[VORLIEGENDER TEXT]
▼▼▼
2.4.1 Individuenbezogene Methoden

Individuenbezogene Methoden sind auf den einzelnen Mitarbeiter bezogen. Diese Methoden können den Fähigkeiten und Bedürfnissen eines einzelnen Teilnehmers angepaßt werden (vgl. Mentzel, 1997, S.171). Des weiteren können sie nahe an den Zielen des Mitarbeiters ausgerichtet werden.

Einige individuenbezogene Methoden wie das selbstgesteuerte Lernen bieten die Möglichkeit, daß der Mitarbeiter seine Lern- und Arbeitssituation aktiv mitgestalten kann (vgl. Struck, 1998, S.143). Lerneffizienz und Eigenverantwortung der Mitarbeiter für die eigene Qualifikation können dadurch erhöht werden. Die Vorteile dieser Methoden sind die Förderung von Eigeninitiative, Befähigung zum selbständigem Lernen und die Anpassungsmöglichkeit an das individuelle Lerntempo (vgl. ebd. S.136).

Der Wirkungsgrad ist höher als bei gruppenbezogenen Methoden. Individuenbezogene Methoden sind allerdings in der Minderheit (vgl. Mentzel, 1997, S.172). Zu dieser Methodenform gehören u.a. Coaching, Laufbahnplanung und Mentoring (vgl. Olfert, 1998, S.463). Individuenbezogen Methoden eignen sich besonders zur Personalförderung und zur Umsetzung verhaltensbezogener Ziele. Weitere Bedeutung kommt den individuenbezogenen Methoden als Ergänzungsmaßnahmen der gruppenbezogenen Methoden zu (vgl. Meier, 1991, S.132).
▲▲▲
[DIE AUFGABEN]
1. Prüfen Sie, ob die folgenden Aussagen mit dem Text über individuenbezogene Methoden übereinstimmen. Antworten Sie jeweils mit Ja oder Nein und zitieren Sie die entscheidenden Worte des Textes wörtlich: (a) Individuenbezogene Methoden sind in der Mehrheit. (b) Ihr Wirkungsgrad ist höher als bei gruppenbezogenen Methoden. (c) Mentoring zählt zu den individuenbezogenen Methoden.
2. Führen Sie den Text über individuenbezogene Methoden im Anschluss an seinen letzten Satz fort.
Die Datensätze stammen aus einer anderen Quelle.

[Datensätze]
▼▼▼
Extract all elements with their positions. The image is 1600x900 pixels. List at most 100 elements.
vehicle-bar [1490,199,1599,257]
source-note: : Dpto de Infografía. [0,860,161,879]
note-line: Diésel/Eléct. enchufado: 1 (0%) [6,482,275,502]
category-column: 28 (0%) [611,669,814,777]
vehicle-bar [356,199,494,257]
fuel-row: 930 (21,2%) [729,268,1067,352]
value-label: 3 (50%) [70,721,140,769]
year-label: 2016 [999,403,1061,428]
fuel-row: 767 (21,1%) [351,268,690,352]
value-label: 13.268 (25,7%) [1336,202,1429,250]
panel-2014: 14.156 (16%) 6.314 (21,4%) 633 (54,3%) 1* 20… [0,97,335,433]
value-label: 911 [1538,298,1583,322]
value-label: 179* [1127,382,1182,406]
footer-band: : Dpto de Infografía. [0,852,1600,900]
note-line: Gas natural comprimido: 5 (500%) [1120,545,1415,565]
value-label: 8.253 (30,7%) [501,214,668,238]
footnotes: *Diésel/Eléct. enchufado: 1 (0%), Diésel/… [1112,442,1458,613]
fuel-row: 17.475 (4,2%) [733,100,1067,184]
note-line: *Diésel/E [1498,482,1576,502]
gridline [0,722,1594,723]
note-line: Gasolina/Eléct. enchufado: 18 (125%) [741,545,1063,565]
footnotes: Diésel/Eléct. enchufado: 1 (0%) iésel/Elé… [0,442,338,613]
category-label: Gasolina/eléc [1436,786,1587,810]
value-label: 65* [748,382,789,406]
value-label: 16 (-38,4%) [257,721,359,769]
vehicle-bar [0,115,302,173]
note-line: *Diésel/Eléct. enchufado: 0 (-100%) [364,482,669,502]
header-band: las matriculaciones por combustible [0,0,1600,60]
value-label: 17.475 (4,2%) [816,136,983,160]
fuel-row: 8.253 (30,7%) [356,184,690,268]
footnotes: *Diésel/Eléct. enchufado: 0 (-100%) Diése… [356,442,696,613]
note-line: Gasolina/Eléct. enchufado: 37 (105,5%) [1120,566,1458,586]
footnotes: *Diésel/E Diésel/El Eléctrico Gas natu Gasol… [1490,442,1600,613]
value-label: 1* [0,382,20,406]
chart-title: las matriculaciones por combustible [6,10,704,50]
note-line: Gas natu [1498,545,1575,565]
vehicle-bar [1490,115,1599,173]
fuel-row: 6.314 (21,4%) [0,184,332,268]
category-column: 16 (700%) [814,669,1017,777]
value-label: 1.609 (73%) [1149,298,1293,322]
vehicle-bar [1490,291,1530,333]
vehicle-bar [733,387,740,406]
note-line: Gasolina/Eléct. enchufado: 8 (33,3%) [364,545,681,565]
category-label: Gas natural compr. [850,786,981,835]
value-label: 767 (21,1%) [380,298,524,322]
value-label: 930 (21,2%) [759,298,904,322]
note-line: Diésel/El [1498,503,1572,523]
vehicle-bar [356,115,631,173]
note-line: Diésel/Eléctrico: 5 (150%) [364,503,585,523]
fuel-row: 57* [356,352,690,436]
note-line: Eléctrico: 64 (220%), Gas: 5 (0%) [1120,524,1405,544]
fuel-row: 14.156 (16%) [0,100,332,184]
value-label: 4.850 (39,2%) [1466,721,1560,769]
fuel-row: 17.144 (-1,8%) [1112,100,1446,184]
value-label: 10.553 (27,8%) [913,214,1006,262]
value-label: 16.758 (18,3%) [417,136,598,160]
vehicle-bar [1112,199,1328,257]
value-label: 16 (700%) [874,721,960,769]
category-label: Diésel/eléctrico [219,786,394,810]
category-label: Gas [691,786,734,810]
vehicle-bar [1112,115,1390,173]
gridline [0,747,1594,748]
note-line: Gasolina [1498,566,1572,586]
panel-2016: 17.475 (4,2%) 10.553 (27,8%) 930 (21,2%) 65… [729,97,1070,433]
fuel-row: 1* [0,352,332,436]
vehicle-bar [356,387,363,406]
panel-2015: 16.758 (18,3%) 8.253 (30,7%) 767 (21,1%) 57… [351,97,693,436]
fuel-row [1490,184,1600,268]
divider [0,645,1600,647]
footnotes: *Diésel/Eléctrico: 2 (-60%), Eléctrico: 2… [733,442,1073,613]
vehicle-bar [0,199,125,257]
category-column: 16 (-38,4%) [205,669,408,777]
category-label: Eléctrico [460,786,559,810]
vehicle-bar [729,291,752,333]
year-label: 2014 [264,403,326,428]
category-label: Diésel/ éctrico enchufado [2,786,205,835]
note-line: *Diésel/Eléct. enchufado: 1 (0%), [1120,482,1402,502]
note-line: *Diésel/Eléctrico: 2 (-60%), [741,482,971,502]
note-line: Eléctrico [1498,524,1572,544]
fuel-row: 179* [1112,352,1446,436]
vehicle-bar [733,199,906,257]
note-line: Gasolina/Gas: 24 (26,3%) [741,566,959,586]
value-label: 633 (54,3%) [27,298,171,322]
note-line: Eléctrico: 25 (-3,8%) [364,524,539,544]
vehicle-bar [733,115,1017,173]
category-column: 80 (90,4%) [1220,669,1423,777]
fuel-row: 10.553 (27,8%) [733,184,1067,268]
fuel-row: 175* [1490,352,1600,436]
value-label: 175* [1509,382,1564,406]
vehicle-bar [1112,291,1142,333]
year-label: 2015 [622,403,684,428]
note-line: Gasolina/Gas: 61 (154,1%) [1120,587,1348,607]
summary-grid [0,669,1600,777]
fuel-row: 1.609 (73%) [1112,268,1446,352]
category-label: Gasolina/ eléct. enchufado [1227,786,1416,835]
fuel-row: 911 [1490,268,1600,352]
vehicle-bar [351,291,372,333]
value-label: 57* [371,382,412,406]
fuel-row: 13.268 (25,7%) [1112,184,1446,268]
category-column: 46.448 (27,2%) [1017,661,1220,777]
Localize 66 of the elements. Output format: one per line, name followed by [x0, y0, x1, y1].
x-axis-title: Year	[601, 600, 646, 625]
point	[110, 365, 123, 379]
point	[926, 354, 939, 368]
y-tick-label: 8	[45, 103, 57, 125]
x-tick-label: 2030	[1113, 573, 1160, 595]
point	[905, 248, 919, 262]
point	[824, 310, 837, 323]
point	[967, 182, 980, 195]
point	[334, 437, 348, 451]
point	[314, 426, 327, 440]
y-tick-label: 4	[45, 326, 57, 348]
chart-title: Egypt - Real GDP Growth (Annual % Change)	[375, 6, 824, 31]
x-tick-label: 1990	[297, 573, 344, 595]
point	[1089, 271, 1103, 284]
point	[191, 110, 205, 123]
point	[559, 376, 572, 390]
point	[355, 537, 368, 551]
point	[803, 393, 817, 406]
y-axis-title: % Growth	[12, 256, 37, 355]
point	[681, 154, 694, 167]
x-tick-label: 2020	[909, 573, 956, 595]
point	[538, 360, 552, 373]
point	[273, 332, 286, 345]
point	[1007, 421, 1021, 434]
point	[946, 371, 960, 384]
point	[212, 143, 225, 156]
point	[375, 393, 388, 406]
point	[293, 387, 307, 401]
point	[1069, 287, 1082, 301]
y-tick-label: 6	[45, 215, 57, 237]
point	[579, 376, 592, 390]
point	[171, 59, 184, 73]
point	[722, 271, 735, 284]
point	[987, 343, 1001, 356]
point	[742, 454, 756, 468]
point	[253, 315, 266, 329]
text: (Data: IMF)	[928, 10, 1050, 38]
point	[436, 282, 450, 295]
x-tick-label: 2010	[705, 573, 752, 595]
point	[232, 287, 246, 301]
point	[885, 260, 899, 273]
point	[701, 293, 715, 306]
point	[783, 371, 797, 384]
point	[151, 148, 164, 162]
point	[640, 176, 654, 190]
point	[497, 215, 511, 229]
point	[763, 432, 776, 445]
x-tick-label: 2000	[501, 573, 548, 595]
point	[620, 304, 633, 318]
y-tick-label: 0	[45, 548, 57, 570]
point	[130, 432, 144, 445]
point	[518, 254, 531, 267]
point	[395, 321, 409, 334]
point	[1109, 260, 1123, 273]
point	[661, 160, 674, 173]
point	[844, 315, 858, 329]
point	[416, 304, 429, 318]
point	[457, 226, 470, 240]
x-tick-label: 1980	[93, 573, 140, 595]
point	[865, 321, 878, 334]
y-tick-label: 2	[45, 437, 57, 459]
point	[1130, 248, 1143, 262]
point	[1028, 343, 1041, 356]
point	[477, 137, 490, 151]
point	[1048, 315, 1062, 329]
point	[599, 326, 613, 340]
▲▲▲
[ERGEBNISSE JE AUFGABE]
1.
(a) Nein: „Individuenbezogene Methoden sind allerdings in der Minderheit“
(b) Ja: „Der Wirkungsgrad ist höher als bei gruppenbezogenen Methoden.“
(c) Ja: „Zu dieser Methodenform gehören u.a. Coaching, Laufbahnplanung und Mentoring“

2.
2.4.2 Gruppenbezogene Methoden

Die gruppenbezogenen Methoden machen die Mehrzahl der Personalentwicklungsmethoden aus. Zu dieser Methodenart gehören z.B. Fachlehrgang, Qualitätszirkel und Workshop. Sie sind in der Regel kostengünstiger und haben gegenüber den individuenbezogenen Methoden Vorteile. Hierzu zählen die Motivation durch Gruppenerlebnisse und die Schaffung von Selbstdisziplin, Kooperation und Teamorientierung (vgl. ebd., S.133). Gruppenbezogene Methoden haben allerdings auch Nachteile. So können sie nur in eingeschränktem Umfang auf die individuellen Belange des einzelnen Mitarbeiters eingehen. Dies führt zu Motivationsdefiziten, wenn sich der einzelne Mitarbeiter von einer Maßnahme nicht angesprochen fühlt oder sich aufgrund mangelnder Berücksichtigung seiner individuellen Bedürfnisse nicht damit identifizieren kann. Darüber hinaus wird die Teilnahme an Personalentwicklungsmaßnahmen oft vom Unternehmen allein bestimmt, um den Unternehmensbedarf zu decken (siehe auch Kapitel 2.2.4). Als Folge entstehen Motivationsprobleme. Besonders wenn Personalförderungsziele erreicht weden sollen eignen sich individuenbezogene Maßnahmen besonders. Neben den rein individuen- bzw. gruppenbezogenen Methoden, gibt es auch Maßnahmen, die beide Gestaltungsformen beinhalten.

2.4.3 Methodenüberblick

Einen umfassenden Überblick über die Methoden der Personalentwicklung bietet Meier (1995, S.67ff.) an.

Methodenüberblick:

Abbildung 2

Abbildung in dieser Leseprobe nicht enthalten

2.5 Trends in der Personalentwicklung

Wie schon erläutert wurde, sehen sich Unternehmen und Mitarbeiter immer schneller verändernden Umweltfaktoren ausgesetzt. Diese Veränderungen haben zu einem Umdenken im Personalwesen geführt.

Wirkung und Nutzen von Personalentwicklung sind abhängig von einer systematischen und zielgerichteten Konzeption (vgl. Nocht, 1999, S.41). Denn nur, wenn Qualifikationen im Bedarfsfall schon zur Verfügung stehen, kann adäquat auf Veränderungen reagiert werden. Setzen Qualifikationsmaßnahmen erst dann ein, wenn Defizite festgestellt werden, kommen sie zu spät.

Das betriebliche Personalwesen hatte in der Vergangenheit eine nachgelagerte betriebliche Funktion, die kurzfristig und reaktiv mit Veränderungen umging. Heute hat sich der Stellenwert des Personalwesens in vielen Unternehmen vergrößert.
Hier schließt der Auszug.